§ Task instructions
How many lines of these records hold the string "Weight"? Reply with the number alone.

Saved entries
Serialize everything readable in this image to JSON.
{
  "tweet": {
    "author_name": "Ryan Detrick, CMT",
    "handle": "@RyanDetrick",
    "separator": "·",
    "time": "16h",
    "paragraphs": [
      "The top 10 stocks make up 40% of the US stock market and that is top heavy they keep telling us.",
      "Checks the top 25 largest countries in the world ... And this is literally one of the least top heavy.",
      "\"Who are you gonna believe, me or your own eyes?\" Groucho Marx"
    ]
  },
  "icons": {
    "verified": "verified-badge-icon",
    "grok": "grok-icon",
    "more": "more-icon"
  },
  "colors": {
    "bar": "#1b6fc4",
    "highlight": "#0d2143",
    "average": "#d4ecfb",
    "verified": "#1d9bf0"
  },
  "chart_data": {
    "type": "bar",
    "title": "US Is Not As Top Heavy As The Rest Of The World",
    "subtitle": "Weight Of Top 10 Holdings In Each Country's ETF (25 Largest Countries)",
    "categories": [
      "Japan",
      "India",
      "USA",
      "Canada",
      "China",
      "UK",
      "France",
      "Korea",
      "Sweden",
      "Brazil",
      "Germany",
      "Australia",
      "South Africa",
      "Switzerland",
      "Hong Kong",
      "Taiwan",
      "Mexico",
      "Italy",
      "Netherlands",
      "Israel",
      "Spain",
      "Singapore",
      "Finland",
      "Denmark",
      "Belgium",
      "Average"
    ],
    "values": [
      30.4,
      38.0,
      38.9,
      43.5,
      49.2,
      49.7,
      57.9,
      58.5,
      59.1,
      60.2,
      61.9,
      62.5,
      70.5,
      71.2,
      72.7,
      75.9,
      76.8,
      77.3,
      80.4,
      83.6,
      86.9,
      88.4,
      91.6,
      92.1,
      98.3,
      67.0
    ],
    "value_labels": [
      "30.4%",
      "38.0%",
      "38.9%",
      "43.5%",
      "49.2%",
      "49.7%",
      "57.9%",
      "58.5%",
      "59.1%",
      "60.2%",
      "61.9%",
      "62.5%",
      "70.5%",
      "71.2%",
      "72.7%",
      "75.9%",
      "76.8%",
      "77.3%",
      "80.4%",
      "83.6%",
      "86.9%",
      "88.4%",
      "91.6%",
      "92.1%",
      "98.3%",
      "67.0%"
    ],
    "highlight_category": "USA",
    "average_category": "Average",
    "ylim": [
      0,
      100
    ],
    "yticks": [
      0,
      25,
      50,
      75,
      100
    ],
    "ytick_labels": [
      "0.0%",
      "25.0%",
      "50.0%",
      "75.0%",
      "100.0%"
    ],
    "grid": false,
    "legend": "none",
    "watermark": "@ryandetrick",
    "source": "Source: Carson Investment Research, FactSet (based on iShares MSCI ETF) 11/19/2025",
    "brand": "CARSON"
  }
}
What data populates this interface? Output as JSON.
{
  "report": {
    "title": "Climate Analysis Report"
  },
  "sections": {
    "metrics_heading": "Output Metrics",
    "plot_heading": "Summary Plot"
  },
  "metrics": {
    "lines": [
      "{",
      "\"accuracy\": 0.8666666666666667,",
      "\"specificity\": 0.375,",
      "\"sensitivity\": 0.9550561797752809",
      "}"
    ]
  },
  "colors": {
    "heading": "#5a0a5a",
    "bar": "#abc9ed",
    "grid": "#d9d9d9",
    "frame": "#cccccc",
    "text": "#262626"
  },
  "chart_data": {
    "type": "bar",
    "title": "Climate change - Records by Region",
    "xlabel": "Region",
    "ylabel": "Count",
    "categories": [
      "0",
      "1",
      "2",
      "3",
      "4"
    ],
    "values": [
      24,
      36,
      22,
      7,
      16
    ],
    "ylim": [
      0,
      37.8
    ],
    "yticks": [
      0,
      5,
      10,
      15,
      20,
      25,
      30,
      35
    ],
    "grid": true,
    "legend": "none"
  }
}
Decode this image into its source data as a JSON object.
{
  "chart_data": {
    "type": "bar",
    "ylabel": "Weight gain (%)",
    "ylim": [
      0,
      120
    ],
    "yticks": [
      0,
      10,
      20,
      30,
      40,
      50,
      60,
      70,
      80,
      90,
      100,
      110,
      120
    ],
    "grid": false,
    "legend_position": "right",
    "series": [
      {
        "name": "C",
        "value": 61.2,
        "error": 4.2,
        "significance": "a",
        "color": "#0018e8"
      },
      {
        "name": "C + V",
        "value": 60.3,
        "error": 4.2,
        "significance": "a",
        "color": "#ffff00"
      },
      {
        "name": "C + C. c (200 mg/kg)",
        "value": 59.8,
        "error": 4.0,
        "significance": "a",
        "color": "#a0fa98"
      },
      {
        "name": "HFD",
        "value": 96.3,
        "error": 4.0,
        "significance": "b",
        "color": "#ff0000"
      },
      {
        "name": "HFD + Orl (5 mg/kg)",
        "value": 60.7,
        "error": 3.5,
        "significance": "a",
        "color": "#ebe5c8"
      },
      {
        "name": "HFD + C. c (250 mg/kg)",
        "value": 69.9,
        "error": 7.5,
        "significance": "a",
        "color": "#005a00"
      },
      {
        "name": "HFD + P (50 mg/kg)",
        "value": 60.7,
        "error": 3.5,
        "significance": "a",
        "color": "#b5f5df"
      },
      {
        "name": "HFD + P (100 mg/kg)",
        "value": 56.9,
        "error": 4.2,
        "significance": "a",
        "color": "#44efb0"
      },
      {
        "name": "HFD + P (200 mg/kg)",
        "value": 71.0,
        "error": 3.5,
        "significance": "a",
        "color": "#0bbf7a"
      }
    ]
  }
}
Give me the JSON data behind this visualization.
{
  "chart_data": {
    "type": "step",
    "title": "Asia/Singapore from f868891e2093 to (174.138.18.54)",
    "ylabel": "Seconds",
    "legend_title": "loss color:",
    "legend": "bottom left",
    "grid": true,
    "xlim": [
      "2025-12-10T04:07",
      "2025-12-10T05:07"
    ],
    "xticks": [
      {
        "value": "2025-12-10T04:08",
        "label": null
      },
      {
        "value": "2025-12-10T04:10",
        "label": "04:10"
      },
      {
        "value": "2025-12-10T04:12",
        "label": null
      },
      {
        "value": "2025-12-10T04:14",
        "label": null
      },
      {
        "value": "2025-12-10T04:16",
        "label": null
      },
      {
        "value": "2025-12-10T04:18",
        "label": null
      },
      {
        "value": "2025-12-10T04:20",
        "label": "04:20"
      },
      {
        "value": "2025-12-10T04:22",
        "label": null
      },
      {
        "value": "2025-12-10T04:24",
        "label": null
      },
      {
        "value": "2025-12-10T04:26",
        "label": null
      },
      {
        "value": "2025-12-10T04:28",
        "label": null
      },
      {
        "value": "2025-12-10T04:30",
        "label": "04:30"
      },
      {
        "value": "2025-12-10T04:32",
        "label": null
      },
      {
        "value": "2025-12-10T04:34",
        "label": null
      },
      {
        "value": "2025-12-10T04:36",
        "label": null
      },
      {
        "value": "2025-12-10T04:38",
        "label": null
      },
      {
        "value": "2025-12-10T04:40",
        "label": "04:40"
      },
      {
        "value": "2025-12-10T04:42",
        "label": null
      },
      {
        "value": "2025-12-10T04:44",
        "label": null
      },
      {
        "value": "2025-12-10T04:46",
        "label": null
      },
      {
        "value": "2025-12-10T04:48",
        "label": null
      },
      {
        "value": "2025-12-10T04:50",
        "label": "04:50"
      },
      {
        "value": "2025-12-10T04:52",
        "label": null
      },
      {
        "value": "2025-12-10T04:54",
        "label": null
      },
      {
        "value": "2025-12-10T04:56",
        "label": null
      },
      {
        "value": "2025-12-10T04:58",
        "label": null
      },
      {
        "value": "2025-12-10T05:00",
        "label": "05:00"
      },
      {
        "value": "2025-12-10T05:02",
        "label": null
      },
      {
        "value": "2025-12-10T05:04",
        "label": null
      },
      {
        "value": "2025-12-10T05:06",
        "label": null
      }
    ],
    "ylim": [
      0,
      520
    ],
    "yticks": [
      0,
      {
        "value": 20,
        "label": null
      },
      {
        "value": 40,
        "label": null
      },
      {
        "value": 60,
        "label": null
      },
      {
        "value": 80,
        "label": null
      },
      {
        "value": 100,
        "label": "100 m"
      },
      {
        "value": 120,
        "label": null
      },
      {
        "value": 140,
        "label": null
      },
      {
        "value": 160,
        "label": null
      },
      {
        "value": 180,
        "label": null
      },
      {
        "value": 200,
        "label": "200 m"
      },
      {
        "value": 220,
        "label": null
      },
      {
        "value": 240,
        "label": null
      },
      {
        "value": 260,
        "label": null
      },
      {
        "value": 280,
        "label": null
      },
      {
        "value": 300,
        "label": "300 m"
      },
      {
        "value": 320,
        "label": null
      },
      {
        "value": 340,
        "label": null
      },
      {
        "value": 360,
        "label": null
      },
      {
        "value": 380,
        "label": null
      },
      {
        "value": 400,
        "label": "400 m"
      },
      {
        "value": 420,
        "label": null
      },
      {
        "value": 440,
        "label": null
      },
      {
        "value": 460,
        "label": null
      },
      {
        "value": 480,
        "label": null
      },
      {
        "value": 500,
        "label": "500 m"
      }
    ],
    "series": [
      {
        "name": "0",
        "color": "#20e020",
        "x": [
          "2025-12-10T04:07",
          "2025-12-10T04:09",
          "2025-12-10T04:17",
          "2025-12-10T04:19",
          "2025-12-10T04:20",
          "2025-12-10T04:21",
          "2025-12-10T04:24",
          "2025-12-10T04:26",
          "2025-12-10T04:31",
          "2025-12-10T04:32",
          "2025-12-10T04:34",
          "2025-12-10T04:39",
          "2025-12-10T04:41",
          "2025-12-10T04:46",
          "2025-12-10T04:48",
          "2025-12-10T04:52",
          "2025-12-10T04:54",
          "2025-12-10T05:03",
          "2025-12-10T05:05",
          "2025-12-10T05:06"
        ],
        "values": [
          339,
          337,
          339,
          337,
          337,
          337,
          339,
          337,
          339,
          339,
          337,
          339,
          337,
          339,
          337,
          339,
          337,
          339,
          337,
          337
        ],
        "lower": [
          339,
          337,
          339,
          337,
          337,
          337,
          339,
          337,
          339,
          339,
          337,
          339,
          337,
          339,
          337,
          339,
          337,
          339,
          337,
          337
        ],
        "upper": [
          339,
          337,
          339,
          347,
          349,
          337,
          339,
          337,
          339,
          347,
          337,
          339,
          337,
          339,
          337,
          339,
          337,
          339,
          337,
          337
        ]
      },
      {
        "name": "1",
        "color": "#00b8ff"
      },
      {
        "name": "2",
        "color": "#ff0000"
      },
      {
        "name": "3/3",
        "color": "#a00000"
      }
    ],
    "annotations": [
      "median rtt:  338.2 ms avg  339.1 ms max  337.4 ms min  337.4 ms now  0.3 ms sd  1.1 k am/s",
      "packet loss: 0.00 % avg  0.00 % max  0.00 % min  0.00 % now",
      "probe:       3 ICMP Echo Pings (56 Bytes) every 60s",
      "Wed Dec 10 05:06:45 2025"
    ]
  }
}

§ Reply
2